Goal: Beneath this task is a listing; retype all of it exactly.

The data:
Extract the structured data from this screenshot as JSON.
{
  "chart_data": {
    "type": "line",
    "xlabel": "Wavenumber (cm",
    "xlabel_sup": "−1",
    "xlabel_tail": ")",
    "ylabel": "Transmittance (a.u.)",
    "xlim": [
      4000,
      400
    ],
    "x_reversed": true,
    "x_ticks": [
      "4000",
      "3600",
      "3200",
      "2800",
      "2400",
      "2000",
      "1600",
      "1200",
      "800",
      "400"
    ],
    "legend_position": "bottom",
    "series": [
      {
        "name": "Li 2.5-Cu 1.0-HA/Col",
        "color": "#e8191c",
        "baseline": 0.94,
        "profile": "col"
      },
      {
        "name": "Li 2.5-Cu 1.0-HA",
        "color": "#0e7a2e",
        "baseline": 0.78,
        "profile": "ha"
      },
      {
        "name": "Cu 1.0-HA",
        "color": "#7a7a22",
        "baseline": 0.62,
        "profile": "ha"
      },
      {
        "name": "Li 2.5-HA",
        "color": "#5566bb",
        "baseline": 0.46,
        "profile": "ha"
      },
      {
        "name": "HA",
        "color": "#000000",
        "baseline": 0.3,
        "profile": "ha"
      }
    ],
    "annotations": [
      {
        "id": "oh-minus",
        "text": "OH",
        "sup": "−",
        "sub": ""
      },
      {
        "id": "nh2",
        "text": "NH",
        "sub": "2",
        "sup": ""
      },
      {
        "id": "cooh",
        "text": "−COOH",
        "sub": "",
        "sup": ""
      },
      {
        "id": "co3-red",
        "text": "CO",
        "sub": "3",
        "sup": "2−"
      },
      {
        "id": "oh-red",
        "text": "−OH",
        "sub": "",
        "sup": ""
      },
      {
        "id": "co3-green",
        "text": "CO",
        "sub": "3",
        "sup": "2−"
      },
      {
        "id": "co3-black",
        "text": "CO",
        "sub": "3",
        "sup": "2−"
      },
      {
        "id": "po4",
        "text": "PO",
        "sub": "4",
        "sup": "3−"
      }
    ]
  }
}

Task result:
Extract the structured data from this screenshot as JSON.
{
  "chart_data": {
    "type": "line",
    "xlabel": "Wavenumber (cm",
    "xlabel_sup": "−1",
    "xlabel_tail": ")",
    "ylabel": "Transmittance (a.u.)",
    "xlim": [
      4000,
      400
    ],
    "x_reversed": true,
    "x_ticks": [
      "4000",
      "3600",
      "3200",
      "2800",
      "2400",
      "2000",
      "1600",
      "1200",
      "800",
      "400"
    ],
    "legend_position": "bottom",
    "series": [
      {
        "name": "Li 2.5-Cu 1.0-HA/Col",
        "color": "#e8191c",
        "baseline": 0.94,
        "profile": "col"
      },
      {
        "name": "Li 2.5-Cu 1.0-HA",
        "color": "#0e7a2e",
        "baseline": 0.78,
        "profile": "ha"
      },
      {
        "name": "Cu 1.0-HA",
        "color": "#7a7a22",
        "baseline": 0.62,
        "profile": "ha"
      },
      {
        "name": "Li 2.5-HA",
        "color": "#5566bb",
        "baseline": 0.46,
        "profile": "ha"
      },
      {
        "name": "HA",
        "color": "#000000",
        "baseline": 0.3,
        "profile": "ha"
      }
    ],
    "annotations": [
      {
        "id": "oh-minus",
        "text": "OH",
        "sup": "−",
        "sub": ""
      },
      {
        "id": "nh2",
        "text": "NH",
        "sub": "2",
        "sup": ""
      },
      {
        "id": "cooh",
        "text": "−COOH",
        "sub": "",
        "sup": ""
      },
      {
        "id": "co3-red",
        "text": "CO",
        "sub": "3",
        "sup": "2−"
      },
      {
        "id": "oh-red",
        "text": "−OH",
        "sub": "",
        "sup": ""
      },
      {
        "id": "co3-green",
        "text": "CO",
        "sub": "3",
        "sup": "2−"
      },
      {
        "id": "co3-black",
        "text": "CO",
        "sub": "3",
        "sup": "2−"
      },
      {
        "id": "po4",
        "text": "PO",
        "sub": "4",
        "sup": "3−"
      }
    ]
  }
}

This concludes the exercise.